--- start Task inputs ---
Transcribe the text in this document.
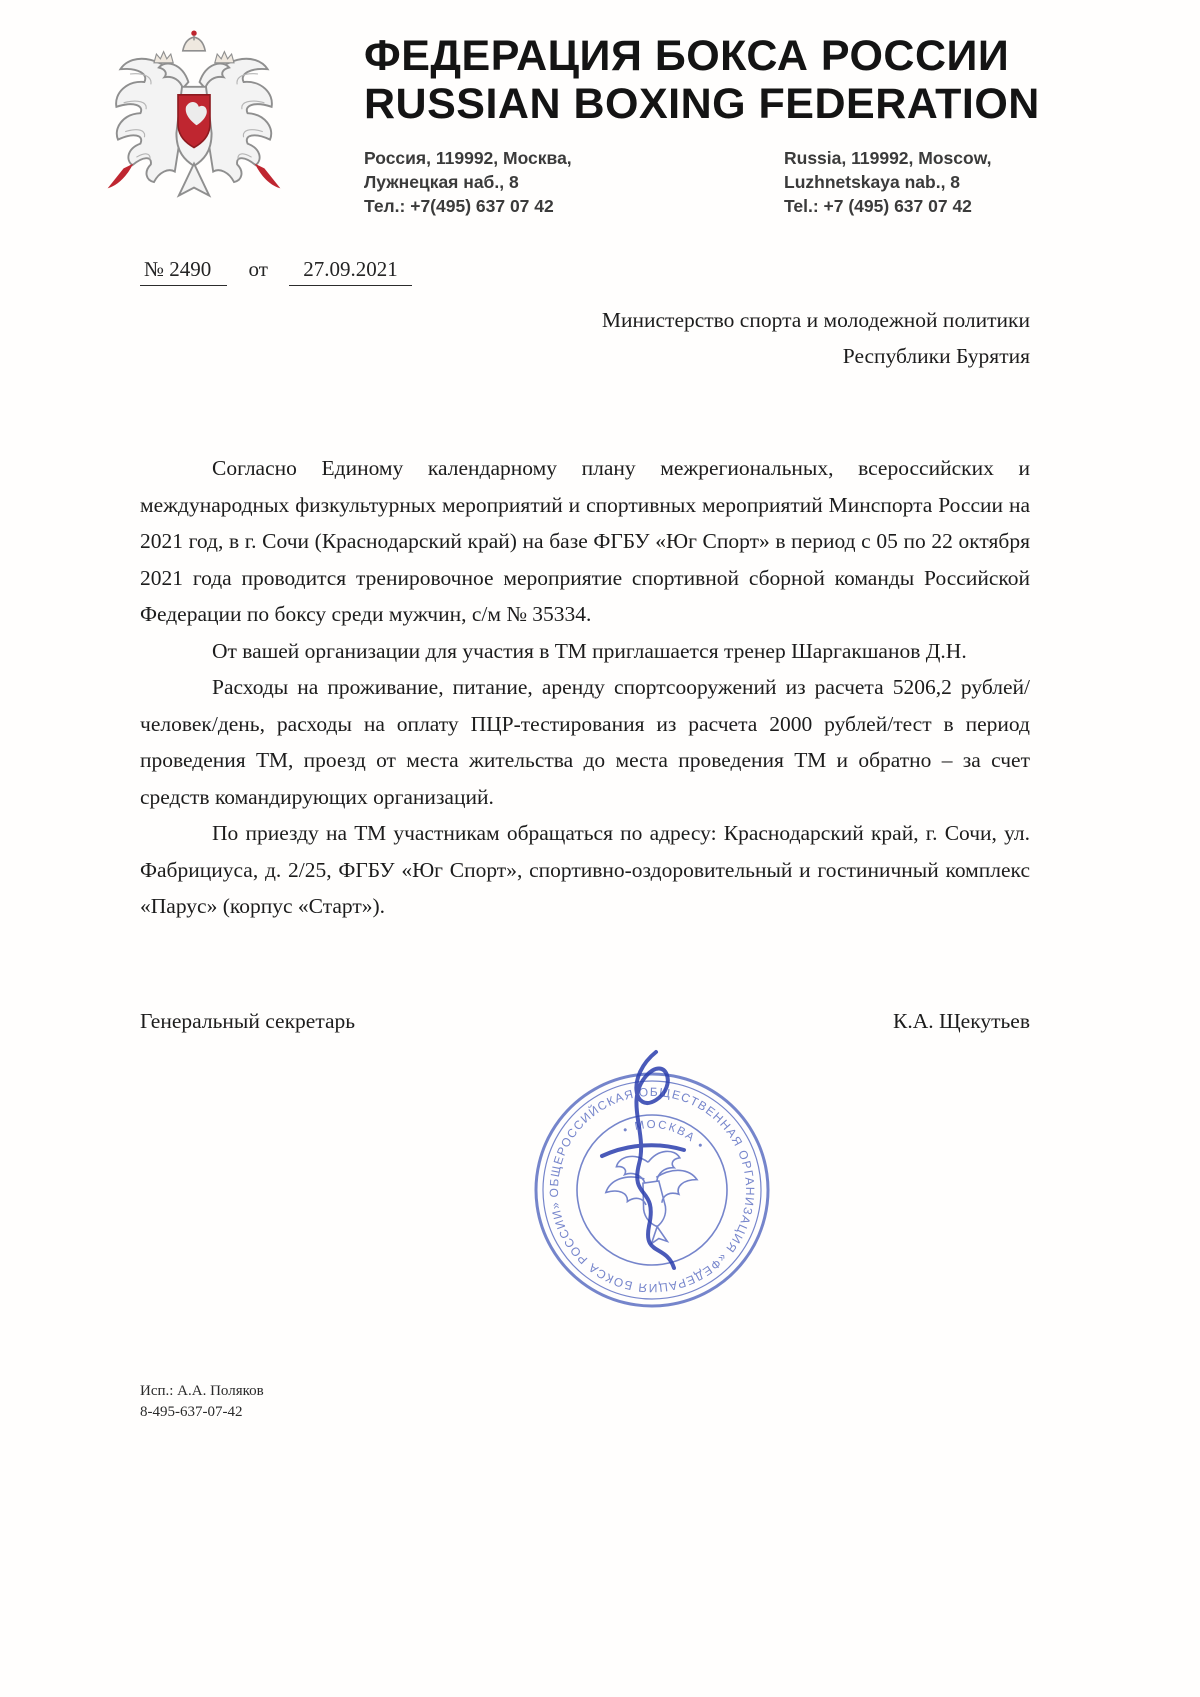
ФЕДЕРАЦИЯ БОКСА РОССИИ
RUSSIAN BOXING FEDERATION
Россия, 119992, Москва,
Лужнецкая наб., 8
Тел.: +7(495) 637 07 42
Russia, 119992, Moscow,
Luzhnetskaya nab., 8
Tel.: +7 (495) 637 07 42
№ 2490 от 27.09.2021
Министерство спорта и молодежной политики
Республики Бурятия

Согласно Единому календарному плану межрегиональных, всероссийских и международных физкультурных мероприятий и спортивных мероприятий Минспорта России на 2021 год, в г. Сочи (Краснодарский край) на базе ФГБУ «Юг Спорт» в период с 05 по 22 октября 2021 года проводится тренировочное мероприятие спортивной сборной команды Российской Федерации по боксу среди мужчин, с/м № 35334.

От вашей организации для участия в ТМ приглашается тренер Шаргакшанов Д.Н.

Расходы на проживание, питание, аренду спортсооружений из расчета 5206,2 рублей/человек/день, расходы на оплату ПЦР-тестирования из расчета 2000 рублей/тест в период проведения ТМ, проезд от места жительства до места проведения ТМ и обратно – за счет средств командирующих организаций.

По приезду на ТМ участникам обращаться по адресу: Краснодарский край, г. Сочи, ул. Фабрициуса, д. 2/25, ФГБУ «Юг Спорт», спортивно-оздоровительный и гостиничный комплекс «Парус» (корпус «Старт»).

Генеральный секретарь	К.А. Щекутьев
ОБЩЕРОССИЙСКАЯ ОБЩЕСТВЕННАЯ ОРГАНИЗАЦИЯ «ФЕДЕРАЦИЯ БОКСА РОССИИ»
• МОСКВА •
Исп.: А.А. Поляков
8-495-637-07-42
--- end Task inputs ---
* Your instructions:
Leaving out the pictures, repeat the data above exactly.

* Exercise result:
Transcribe the text in this document.
ФЕДЕРАЦИЯ БОКСА РОССИИ
RUSSIAN BOXING FEDERATION
Россия, 119992, Москва,
Лужнецкая наб., 8
Тел.: +7(495) 637 07 42
Russia, 119992, Moscow,
Luzhnetskaya nab., 8
Tel.: +7 (495) 637 07 42
№ 2490 от 27.09.2021
Министерство спорта и молодежной политики
Республики Бурятия

Согласно Единому календарному плану межрегиональных, всероссийских и международных физкультурных мероприятий и спортивных мероприятий Минспорта России на 2021 год, в г. Сочи (Краснодарский край) на базе ФГБУ «Юг Спорт» в период с 05 по 22 октября 2021 года проводится тренировочное мероприятие спортивной сборной команды Российской Федерации по боксу среди мужчин, с/м № 35334.

От вашей организации для участия в ТМ приглашается тренер Шаргакшанов Д.Н.

Расходы на проживание, питание, аренду спортсооружений из расчета 5206,2 рублей/человек/день, расходы на оплату ПЦР-тестирования из расчета 2000 рублей/тест в период проведения ТМ, проезд от места жительства до места проведения ТМ и обратно – за счет средств командирующих организаций.

По приезду на ТМ участникам обращаться по адресу: Краснодарский край, г. Сочи, ул. Фабрициуса, д. 2/25, ФГБУ «Юг Спорт», спортивно-оздоровительный и гостиничный комплекс «Парус» (корпус «Старт»).

Генеральный секретарь	К.А. Щекутьев
ОБЩЕРОССИЙСКАЯ ОБЩЕСТВЕННАЯ ОРГАНИЗАЦИЯ «ФЕДЕРАЦИЯ БОКСА РОССИИ»
• МОСКВА •
Исп.: А.А. Поляков
8-495-637-07-42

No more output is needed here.